• **Exercise instructions**
Filter the lines below, copying only those with the string "Expt".

Records from a collection of figures
——

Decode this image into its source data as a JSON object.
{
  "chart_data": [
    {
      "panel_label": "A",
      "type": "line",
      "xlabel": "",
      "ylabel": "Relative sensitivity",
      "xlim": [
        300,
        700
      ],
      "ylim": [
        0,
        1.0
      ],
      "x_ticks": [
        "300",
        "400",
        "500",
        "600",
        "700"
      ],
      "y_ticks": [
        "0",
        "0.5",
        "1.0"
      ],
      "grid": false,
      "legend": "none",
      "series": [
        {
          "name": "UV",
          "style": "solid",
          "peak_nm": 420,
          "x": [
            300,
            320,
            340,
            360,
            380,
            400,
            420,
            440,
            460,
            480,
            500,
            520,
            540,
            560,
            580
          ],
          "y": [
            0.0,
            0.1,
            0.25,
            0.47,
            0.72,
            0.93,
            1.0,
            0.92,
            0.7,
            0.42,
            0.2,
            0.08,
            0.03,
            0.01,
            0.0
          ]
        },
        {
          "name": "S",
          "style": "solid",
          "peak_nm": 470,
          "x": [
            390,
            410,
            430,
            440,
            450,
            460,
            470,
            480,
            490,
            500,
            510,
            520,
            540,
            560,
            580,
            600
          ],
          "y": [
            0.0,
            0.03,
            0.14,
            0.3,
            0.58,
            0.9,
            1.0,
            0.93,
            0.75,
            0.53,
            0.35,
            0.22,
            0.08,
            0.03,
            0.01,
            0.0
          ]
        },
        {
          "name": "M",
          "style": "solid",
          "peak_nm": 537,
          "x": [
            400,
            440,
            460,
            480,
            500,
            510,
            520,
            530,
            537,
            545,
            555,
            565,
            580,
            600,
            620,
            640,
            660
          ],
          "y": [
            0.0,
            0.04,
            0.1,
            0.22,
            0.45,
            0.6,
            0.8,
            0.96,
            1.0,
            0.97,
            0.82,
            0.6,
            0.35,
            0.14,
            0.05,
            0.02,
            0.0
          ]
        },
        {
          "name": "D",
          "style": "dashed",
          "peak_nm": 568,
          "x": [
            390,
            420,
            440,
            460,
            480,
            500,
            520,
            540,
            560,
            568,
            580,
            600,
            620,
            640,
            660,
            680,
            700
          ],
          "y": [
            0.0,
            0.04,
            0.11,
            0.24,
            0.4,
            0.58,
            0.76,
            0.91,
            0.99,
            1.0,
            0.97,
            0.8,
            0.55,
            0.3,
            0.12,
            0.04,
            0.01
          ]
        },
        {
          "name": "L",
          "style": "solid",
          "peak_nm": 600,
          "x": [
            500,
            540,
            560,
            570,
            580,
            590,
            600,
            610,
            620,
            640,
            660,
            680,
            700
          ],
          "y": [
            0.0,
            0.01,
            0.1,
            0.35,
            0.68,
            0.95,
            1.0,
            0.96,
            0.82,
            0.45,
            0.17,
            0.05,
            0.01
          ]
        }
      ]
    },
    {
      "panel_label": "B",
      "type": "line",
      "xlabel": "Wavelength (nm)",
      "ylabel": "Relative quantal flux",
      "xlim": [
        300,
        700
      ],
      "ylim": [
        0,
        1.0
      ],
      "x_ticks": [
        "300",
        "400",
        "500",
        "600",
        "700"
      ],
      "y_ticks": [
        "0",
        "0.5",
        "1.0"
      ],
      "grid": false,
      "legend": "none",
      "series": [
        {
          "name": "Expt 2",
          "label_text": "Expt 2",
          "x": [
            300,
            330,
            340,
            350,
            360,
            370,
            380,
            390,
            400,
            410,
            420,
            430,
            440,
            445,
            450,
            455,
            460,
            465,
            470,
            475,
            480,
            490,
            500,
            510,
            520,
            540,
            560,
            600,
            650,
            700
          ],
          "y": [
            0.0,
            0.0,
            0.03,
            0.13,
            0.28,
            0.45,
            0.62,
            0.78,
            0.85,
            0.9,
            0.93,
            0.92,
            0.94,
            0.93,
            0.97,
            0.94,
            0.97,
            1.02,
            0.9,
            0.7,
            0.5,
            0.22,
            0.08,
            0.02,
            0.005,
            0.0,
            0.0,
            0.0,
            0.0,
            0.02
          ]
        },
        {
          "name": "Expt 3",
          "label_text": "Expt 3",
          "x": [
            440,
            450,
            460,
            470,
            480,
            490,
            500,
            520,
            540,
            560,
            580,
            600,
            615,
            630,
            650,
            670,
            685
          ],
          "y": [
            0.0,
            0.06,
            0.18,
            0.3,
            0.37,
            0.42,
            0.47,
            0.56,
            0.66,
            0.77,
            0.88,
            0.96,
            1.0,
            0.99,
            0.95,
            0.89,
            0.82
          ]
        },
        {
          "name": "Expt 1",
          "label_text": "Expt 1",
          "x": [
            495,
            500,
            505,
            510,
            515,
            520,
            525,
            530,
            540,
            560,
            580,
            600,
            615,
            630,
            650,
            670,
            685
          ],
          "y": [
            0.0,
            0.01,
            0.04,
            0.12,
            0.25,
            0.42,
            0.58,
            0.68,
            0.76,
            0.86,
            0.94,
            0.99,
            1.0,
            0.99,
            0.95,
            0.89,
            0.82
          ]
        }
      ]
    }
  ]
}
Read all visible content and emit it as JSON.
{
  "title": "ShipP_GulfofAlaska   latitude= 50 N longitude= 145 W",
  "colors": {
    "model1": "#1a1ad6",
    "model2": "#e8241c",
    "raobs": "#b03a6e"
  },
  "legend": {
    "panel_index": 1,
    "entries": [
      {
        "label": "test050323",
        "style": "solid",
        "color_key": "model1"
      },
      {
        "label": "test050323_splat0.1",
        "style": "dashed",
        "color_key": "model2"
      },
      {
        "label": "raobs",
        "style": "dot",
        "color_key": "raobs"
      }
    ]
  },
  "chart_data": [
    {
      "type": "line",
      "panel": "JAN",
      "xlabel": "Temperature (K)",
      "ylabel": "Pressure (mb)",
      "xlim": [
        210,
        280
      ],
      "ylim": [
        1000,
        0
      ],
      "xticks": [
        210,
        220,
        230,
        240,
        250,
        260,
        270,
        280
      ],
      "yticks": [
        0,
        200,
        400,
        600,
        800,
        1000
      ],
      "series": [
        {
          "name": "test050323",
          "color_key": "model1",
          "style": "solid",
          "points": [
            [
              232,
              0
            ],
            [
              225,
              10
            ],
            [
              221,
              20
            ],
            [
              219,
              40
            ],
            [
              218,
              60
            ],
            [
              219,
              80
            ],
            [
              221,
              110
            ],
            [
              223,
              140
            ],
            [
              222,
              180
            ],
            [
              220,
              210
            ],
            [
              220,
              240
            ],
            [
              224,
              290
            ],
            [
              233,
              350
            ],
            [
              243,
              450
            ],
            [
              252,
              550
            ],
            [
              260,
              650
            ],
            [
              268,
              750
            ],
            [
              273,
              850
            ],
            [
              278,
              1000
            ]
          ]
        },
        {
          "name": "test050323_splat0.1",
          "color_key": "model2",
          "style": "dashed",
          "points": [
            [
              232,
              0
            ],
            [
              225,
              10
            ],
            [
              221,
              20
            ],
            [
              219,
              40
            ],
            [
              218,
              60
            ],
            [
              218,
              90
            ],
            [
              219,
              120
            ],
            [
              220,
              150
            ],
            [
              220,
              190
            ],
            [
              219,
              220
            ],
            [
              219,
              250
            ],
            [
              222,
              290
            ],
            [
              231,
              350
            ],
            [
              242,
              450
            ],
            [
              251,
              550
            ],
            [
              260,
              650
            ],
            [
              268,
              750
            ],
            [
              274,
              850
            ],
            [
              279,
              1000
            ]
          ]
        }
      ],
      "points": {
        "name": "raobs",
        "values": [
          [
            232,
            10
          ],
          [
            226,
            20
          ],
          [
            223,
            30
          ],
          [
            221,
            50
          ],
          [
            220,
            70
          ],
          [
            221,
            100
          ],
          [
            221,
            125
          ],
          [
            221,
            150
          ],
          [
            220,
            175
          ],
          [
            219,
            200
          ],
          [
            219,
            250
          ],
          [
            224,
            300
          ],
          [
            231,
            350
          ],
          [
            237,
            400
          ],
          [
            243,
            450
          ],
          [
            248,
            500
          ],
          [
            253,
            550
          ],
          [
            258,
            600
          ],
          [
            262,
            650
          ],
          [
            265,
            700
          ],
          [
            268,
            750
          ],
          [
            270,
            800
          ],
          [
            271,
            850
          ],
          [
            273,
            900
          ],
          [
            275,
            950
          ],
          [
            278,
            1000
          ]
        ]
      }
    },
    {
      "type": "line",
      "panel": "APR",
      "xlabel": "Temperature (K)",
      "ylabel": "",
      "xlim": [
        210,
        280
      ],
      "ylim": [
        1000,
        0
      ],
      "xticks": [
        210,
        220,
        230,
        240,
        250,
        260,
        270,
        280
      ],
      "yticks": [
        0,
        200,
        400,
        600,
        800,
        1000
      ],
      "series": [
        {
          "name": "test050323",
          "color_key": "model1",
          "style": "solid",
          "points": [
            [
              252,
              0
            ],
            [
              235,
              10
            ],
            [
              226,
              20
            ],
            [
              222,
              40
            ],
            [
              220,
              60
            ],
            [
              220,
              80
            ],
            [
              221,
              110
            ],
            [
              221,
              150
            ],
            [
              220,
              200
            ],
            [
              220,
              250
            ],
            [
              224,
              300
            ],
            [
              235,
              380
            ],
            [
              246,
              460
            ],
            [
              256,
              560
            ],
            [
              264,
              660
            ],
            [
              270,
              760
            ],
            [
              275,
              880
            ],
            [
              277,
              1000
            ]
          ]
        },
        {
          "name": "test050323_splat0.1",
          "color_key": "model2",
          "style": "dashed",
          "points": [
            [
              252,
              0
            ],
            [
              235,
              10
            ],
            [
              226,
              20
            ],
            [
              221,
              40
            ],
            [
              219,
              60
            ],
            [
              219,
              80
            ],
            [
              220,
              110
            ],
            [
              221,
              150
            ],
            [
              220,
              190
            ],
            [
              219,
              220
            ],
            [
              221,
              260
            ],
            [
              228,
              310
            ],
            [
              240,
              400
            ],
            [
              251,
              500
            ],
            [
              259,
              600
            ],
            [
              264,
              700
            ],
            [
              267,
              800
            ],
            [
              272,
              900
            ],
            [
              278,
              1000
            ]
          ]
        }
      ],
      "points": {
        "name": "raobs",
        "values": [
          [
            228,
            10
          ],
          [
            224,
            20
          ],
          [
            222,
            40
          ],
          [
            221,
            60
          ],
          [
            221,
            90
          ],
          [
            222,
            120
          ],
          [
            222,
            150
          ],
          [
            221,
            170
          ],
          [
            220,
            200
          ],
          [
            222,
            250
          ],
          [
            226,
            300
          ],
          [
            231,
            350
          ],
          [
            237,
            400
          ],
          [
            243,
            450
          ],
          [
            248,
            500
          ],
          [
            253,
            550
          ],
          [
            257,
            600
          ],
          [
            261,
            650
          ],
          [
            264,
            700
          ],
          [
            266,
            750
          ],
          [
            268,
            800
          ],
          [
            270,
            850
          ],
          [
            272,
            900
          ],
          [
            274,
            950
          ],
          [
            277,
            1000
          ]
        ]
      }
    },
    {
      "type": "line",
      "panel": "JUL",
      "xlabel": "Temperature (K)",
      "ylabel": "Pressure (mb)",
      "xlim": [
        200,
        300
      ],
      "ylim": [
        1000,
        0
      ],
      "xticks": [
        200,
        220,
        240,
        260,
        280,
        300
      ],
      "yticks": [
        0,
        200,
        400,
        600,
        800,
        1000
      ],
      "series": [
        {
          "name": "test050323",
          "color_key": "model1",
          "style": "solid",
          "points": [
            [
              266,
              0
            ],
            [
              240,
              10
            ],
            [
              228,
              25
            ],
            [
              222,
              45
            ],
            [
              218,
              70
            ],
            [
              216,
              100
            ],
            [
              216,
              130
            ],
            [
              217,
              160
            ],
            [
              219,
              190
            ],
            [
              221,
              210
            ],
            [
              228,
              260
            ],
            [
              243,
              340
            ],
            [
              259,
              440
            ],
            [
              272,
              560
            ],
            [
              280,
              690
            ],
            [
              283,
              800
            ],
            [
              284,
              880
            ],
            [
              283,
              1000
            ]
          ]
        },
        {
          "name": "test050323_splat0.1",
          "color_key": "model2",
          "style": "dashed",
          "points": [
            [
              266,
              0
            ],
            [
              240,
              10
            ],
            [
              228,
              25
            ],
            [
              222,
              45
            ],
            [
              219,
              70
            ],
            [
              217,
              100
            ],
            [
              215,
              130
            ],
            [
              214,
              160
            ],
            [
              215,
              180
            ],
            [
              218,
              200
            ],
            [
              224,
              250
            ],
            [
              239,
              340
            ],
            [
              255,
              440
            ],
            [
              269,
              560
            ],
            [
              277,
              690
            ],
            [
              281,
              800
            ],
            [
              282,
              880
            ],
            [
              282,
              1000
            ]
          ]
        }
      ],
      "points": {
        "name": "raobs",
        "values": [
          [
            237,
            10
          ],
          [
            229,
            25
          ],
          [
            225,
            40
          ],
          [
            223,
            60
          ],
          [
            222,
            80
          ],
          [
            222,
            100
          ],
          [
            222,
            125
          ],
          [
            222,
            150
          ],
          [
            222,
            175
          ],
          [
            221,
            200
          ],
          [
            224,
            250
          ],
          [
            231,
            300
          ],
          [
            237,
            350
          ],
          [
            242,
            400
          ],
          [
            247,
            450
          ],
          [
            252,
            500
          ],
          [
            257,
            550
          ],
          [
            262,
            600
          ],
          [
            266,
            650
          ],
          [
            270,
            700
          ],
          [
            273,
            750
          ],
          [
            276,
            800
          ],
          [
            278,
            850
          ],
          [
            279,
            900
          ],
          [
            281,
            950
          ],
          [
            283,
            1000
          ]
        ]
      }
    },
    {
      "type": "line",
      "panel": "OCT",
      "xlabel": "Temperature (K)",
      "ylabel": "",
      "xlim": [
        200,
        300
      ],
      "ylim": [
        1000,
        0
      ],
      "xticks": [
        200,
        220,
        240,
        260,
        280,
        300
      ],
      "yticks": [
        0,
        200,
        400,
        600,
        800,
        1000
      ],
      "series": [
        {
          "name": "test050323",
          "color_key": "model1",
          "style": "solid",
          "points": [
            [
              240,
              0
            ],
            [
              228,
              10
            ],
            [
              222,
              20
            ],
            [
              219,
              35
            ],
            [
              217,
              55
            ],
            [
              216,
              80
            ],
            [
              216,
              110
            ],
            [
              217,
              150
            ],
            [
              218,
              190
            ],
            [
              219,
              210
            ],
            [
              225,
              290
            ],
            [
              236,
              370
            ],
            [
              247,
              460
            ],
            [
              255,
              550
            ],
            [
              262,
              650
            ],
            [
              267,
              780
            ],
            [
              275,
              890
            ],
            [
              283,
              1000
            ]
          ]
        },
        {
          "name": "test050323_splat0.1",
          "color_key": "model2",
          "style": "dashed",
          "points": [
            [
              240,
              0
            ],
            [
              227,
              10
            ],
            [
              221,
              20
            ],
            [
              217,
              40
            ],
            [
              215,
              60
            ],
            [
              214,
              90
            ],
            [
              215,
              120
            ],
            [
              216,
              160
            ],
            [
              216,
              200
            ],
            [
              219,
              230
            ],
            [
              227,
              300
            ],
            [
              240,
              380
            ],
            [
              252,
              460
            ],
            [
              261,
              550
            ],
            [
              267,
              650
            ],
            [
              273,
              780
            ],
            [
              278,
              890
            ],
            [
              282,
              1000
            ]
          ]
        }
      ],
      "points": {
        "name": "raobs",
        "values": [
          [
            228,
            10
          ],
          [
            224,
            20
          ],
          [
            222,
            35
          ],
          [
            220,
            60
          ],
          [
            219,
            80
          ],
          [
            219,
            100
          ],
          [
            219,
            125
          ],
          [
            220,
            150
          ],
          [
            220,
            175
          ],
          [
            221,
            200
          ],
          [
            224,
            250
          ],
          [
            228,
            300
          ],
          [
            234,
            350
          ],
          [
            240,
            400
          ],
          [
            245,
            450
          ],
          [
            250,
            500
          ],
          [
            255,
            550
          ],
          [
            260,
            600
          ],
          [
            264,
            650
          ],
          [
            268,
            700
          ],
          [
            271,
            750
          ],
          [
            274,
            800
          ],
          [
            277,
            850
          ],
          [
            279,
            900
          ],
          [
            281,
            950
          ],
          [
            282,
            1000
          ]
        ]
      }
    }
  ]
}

——

• **Written solution**
          "name": "Expt 2",
          "label_text": "Expt 2",
          "name": "Expt 3",
          "label_text": "Expt 3",
          "name": "Expt 1",
          "label_text": "Expt 1",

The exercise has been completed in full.